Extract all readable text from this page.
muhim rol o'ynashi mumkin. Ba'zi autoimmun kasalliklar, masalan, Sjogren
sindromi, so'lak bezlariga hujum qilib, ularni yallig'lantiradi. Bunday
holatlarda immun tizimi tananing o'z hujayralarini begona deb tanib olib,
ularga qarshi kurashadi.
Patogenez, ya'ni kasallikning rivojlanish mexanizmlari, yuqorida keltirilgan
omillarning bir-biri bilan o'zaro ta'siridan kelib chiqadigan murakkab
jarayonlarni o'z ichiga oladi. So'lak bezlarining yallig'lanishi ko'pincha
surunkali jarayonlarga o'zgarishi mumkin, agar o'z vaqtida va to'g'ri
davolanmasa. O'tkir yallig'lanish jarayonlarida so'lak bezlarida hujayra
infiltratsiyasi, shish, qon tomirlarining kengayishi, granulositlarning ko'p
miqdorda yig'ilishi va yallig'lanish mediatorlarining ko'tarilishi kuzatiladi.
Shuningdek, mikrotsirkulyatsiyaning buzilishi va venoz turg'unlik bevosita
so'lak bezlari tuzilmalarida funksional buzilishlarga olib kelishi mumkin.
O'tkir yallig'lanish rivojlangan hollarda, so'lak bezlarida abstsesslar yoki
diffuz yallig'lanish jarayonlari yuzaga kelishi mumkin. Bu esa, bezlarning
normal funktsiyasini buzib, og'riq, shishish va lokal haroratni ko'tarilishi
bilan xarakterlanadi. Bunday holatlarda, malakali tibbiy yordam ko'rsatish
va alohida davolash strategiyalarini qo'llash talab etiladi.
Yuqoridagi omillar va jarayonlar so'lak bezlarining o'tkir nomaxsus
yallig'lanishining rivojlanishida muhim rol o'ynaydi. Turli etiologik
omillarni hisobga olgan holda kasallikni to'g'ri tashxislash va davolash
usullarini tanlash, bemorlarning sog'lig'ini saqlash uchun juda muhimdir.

EXERCISE INSTRUCTIONS: Using the material above, gather every line that includes "davolash".

FULL ANSWER:
va alohida davolash strategiyalarini qo'llash talab etiladi.
omillarni hisobga olgan holda kasallikni to'g'ri tashxislash va davolash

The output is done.